## Entries supplied
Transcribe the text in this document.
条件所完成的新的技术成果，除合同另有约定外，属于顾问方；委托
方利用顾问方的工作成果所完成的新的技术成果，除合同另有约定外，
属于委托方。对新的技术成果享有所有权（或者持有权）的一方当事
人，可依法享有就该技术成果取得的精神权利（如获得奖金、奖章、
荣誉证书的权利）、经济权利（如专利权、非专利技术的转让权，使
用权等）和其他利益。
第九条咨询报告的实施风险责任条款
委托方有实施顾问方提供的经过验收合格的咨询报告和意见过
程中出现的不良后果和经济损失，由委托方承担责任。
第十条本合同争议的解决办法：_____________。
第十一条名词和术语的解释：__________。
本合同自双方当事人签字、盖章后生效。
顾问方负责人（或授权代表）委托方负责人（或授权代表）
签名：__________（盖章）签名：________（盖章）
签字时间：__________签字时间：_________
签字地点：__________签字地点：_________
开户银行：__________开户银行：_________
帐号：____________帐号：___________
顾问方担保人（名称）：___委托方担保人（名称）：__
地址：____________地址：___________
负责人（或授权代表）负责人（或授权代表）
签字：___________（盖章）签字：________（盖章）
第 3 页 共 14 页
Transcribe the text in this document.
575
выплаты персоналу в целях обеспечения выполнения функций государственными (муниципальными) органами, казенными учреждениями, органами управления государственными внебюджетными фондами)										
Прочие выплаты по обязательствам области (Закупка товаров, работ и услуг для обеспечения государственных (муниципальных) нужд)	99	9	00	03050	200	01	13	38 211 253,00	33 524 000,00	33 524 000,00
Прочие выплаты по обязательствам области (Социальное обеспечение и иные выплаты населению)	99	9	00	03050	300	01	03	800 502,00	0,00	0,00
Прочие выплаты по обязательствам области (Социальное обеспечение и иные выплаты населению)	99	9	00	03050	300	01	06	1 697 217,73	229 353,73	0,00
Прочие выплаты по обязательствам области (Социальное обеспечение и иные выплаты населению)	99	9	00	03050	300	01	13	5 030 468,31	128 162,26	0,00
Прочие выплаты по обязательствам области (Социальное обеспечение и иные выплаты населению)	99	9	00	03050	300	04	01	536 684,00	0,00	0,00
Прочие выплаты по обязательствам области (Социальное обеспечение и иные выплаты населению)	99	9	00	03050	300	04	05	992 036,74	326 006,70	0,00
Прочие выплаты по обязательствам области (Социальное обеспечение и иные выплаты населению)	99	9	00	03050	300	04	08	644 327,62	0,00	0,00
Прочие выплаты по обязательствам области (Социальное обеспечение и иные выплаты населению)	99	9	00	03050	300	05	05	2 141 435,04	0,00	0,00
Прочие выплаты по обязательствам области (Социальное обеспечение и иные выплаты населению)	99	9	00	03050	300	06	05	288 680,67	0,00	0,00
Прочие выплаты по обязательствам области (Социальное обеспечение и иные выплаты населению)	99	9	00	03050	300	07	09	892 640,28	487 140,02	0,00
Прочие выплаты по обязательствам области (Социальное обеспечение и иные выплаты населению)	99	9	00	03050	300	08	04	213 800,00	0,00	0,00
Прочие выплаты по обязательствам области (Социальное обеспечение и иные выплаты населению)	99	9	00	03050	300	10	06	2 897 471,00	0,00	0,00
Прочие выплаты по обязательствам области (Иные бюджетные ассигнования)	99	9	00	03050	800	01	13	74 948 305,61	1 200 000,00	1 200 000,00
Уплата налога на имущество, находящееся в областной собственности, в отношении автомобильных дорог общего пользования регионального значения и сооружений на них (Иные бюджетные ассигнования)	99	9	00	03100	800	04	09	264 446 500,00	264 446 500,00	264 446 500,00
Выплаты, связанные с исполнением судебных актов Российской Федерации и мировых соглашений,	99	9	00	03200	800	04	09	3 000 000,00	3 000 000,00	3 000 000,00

## Job
Using the material above, print every entry exactly as written.

## Correct output
Transcribe the text in this document.
条件所完成的新的技术成果，除合同另有约定外，属于顾问方；委托
方利用顾问方的工作成果所完成的新的技术成果，除合同另有约定外，
属于委托方。对新的技术成果享有所有权（或者持有权）的一方当事
人，可依法享有就该技术成果取得的精神权利（如获得奖金、奖章、
荣誉证书的权利）、经济权利（如专利权、非专利技术的转让权，使
用权等）和其他利益。
第九条咨询报告的实施风险责任条款
委托方有实施顾问方提供的经过验收合格的咨询报告和意见过
程中出现的不良后果和经济损失，由委托方承担责任。
第十条本合同争议的解决办法：_____________。
第十一条名词和术语的解释：__________。
本合同自双方当事人签字、盖章后生效。
顾问方负责人（或授权代表）委托方负责人（或授权代表）
签名：__________（盖章）签名：________（盖章）
签字时间：__________签字时间：_________
签字地点：__________签字地点：_________
开户银行：__________开户银行：_________
帐号：____________帐号：___________
顾问方担保人（名称）：___委托方担保人（名称）：__
地址：____________地址：___________
负责人（或授权代表）负责人（或授权代表）
签字：___________（盖章）签字：________（盖章）
第 3 页 共 14 页
Transcribe the text in this document.
575
выплаты персоналу в целях обеспечения выполнения функций государственными (муниципальными) органами, казенными учреждениями, органами управления государственными внебюджетными фондами)										
Прочие выплаты по обязательствам области (Закупка товаров, работ и услуг для обеспечения государственных (муниципальных) нужд)	99	9	00	03050	200	01	13	38 211 253,00	33 524 000,00	33 524 000,00
Прочие выплаты по обязательствам области (Социальное обеспечение и иные выплаты населению)	99	9	00	03050	300	01	03	800 502,00	0,00	0,00
Прочие выплаты по обязательствам области (Социальное обеспечение и иные выплаты населению)	99	9	00	03050	300	01	06	1 697 217,73	229 353,73	0,00
Прочие выплаты по обязательствам области (Социальное обеспечение и иные выплаты населению)	99	9	00	03050	300	01	13	5 030 468,31	128 162,26	0,00
Прочие выплаты по обязательствам области (Социальное обеспечение и иные выплаты населению)	99	9	00	03050	300	04	01	536 684,00	0,00	0,00
Прочие выплаты по обязательствам области (Социальное обеспечение и иные выплаты населению)	99	9	00	03050	300	04	05	992 036,74	326 006,70	0,00
Прочие выплаты по обязательствам области (Социальное обеспечение и иные выплаты населению)	99	9	00	03050	300	04	08	644 327,62	0,00	0,00
Прочие выплаты по обязательствам области (Социальное обеспечение и иные выплаты населению)	99	9	00	03050	300	05	05	2 141 435,04	0,00	0,00
Прочие выплаты по обязательствам области (Социальное обеспечение и иные выплаты населению)	99	9	00	03050	300	06	05	288 680,67	0,00	0,00
Прочие выплаты по обязательствам области (Социальное обеспечение и иные выплаты населению)	99	9	00	03050	300	07	09	892 640,28	487 140,02	0,00
Прочие выплаты по обязательствам области (Социальное обеспечение и иные выплаты населению)	99	9	00	03050	300	08	04	213 800,00	0,00	0,00
Прочие выплаты по обязательствам области (Социальное обеспечение и иные выплаты населению)	99	9	00	03050	300	10	06	2 897 471,00	0,00	0,00
Прочие выплаты по обязательствам области (Иные бюджетные ассигнования)	99	9	00	03050	800	01	13	74 948 305,61	1 200 000,00	1 200 000,00
Уплата налога на имущество, находящееся в областной собственности, в отношении автомобильных дорог общего пользования регионального значения и сооружений на них (Иные бюджетные ассигнования)	99	9	00	03100	800	04	09	264 446 500,00	264 446 500,00	264 446 500,00
Выплаты, связанные с исполнением судебных актов Российской Федерации и мировых соглашений,	99	9	00	03200	800	04	09	3 000 000,00	3 000 000,00	3 000 000,00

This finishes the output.